RECORDS FOR THIS TASK:
########

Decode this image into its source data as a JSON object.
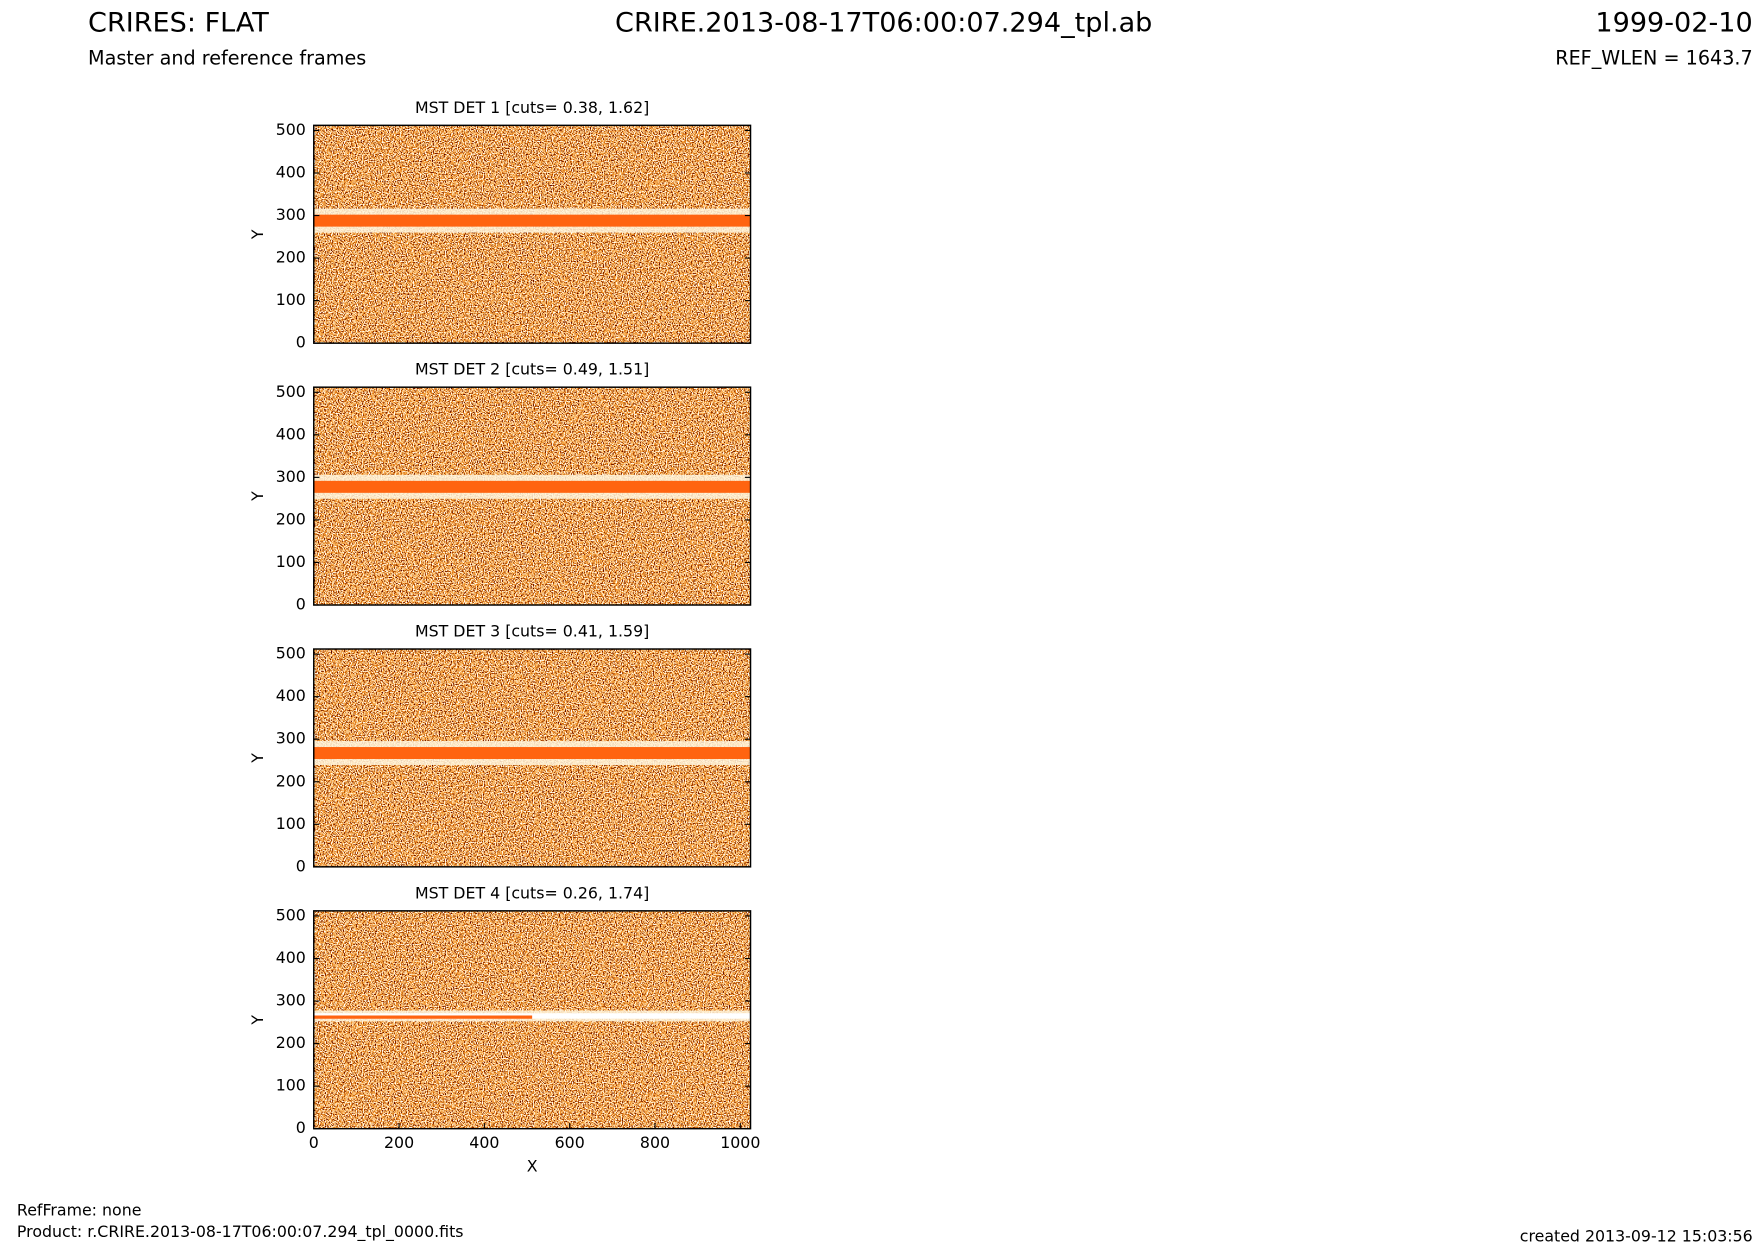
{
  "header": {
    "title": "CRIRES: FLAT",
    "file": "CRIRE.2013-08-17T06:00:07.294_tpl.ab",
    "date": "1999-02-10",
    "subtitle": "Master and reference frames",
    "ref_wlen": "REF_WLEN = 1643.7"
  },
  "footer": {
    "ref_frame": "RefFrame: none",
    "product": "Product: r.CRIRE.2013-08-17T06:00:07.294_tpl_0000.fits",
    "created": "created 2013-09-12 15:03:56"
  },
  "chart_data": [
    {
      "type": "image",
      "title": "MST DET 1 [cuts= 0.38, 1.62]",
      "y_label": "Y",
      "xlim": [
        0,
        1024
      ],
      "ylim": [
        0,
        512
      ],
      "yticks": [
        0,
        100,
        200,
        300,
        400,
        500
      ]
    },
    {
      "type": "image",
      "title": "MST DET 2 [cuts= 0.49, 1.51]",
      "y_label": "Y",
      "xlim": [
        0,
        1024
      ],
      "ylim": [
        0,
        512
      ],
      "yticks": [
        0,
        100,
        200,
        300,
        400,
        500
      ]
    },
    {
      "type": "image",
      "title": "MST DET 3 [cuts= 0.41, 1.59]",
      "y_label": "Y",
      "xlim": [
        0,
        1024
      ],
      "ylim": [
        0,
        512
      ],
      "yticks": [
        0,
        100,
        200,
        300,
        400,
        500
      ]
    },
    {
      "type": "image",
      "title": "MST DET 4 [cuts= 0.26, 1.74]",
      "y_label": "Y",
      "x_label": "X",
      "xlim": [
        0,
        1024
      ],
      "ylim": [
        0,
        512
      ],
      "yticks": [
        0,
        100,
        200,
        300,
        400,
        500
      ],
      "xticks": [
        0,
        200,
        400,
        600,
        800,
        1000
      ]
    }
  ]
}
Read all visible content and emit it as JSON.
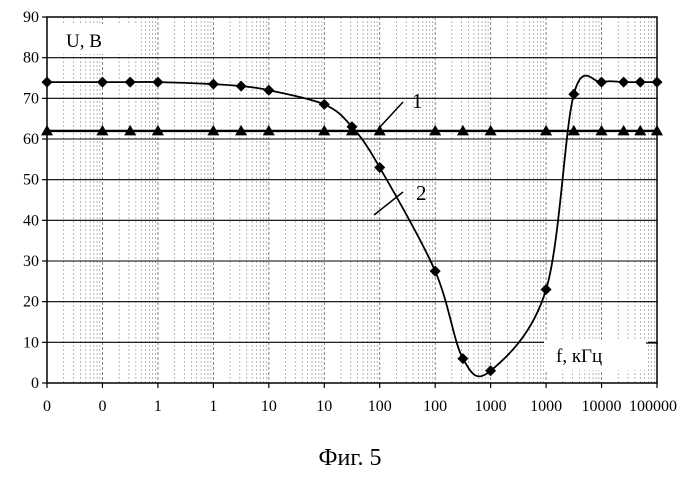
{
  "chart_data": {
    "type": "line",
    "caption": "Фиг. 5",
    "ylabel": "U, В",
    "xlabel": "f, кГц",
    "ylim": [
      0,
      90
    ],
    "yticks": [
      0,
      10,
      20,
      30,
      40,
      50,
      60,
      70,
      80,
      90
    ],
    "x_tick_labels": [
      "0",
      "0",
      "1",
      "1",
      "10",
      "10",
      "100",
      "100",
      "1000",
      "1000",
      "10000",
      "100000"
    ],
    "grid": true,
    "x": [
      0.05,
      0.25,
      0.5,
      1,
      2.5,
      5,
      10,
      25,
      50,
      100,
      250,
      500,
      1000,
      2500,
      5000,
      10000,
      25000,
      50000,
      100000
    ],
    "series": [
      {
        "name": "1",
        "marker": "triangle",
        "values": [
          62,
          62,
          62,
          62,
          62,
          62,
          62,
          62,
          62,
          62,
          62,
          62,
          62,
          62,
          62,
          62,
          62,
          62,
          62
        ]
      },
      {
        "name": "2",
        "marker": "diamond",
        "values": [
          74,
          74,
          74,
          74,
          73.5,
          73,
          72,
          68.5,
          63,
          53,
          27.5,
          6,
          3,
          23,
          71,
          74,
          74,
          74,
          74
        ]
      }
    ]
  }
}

########

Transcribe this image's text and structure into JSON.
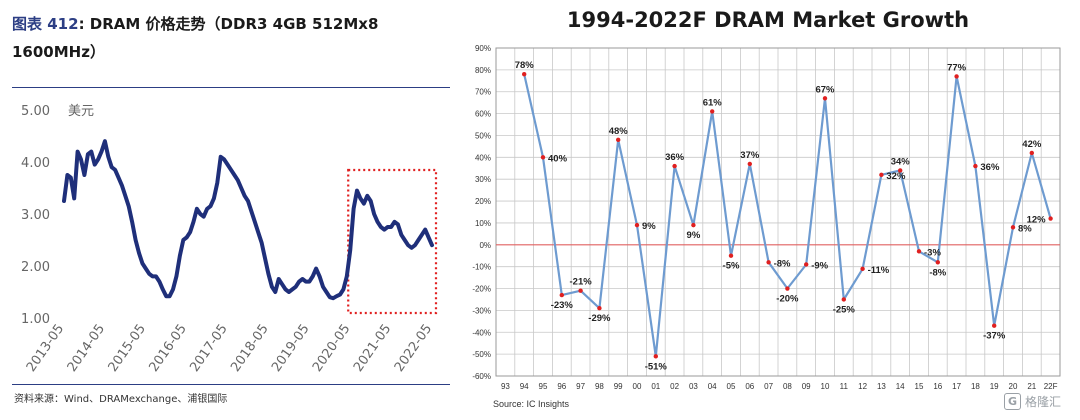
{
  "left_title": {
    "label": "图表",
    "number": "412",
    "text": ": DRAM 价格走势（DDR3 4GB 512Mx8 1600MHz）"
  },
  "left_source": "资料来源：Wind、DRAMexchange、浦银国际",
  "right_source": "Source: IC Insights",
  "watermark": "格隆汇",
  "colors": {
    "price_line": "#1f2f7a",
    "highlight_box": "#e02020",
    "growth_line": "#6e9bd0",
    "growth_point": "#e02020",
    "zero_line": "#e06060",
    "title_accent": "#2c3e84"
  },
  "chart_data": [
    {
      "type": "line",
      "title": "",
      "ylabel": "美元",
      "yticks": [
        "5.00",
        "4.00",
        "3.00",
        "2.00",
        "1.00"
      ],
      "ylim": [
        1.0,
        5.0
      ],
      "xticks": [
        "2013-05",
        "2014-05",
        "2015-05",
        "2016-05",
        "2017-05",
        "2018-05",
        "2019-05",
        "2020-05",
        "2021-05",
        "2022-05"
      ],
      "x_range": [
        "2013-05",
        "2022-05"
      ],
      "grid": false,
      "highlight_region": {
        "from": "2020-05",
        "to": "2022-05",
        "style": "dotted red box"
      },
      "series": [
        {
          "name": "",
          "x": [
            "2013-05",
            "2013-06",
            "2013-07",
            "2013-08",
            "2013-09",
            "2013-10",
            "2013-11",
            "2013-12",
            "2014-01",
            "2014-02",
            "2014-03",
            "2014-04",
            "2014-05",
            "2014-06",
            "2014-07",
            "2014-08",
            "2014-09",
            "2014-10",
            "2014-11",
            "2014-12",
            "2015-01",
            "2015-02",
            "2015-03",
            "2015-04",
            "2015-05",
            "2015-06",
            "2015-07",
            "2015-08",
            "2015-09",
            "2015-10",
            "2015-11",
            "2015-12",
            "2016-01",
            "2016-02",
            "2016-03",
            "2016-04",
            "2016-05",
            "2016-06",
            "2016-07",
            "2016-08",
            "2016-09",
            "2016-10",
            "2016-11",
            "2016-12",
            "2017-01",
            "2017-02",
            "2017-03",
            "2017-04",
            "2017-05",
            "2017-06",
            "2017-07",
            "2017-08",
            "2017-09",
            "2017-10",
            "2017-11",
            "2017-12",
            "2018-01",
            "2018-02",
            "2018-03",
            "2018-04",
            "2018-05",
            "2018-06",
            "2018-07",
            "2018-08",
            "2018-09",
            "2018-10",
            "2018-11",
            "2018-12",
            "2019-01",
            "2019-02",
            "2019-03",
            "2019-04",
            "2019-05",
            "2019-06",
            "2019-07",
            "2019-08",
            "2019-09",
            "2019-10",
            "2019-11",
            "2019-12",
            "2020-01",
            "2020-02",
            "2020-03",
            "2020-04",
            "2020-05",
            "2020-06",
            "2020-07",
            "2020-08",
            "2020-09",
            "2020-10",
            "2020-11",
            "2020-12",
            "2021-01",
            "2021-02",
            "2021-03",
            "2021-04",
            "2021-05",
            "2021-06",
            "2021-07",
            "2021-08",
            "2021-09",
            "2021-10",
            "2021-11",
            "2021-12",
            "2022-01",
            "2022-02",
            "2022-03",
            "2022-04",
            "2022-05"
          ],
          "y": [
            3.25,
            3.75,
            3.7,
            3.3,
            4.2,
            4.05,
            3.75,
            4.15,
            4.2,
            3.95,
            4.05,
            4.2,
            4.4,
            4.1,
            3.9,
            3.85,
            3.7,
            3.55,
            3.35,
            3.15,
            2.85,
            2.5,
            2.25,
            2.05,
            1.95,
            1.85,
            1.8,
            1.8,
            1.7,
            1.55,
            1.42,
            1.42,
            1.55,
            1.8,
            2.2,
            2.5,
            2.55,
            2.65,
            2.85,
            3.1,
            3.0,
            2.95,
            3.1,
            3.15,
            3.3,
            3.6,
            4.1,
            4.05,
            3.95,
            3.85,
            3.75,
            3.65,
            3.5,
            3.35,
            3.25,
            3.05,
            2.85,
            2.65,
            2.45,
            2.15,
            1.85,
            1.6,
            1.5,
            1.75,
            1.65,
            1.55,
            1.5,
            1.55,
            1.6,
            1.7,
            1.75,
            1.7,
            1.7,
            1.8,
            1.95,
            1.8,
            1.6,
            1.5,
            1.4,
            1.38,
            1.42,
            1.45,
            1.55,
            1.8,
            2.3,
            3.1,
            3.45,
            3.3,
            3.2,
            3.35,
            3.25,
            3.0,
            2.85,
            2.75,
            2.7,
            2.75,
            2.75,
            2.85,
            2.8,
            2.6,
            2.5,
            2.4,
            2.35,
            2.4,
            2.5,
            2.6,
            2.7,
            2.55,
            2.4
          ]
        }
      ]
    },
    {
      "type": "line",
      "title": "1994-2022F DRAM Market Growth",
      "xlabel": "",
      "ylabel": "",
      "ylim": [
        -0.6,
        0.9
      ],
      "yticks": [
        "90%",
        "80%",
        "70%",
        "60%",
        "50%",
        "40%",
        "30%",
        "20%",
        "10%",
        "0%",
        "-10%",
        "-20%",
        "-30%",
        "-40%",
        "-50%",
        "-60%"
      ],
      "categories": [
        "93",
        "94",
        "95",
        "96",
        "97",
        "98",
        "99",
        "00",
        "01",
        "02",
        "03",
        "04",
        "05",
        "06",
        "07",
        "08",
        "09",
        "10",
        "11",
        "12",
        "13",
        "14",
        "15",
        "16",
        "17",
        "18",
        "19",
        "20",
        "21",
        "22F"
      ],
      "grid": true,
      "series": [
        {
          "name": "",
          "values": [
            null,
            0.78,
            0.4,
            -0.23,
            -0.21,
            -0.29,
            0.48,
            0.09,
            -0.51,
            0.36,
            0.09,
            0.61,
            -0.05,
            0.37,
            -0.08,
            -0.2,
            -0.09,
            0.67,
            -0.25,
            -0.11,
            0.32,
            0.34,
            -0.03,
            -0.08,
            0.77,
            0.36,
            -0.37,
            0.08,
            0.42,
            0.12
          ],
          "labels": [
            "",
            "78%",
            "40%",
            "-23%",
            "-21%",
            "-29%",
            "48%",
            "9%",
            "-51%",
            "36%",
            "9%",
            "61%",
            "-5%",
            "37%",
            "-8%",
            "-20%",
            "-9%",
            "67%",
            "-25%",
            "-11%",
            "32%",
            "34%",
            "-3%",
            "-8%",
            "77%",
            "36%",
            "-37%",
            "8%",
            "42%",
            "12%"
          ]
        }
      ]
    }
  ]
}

########

SET PROBLEM:
Select every line of the material above holding the word "into" and copy it.

EXPECTED OUTPUT:
Decode this image into its source data as a JSON object.
Transcribe this image's text and structure into JSON.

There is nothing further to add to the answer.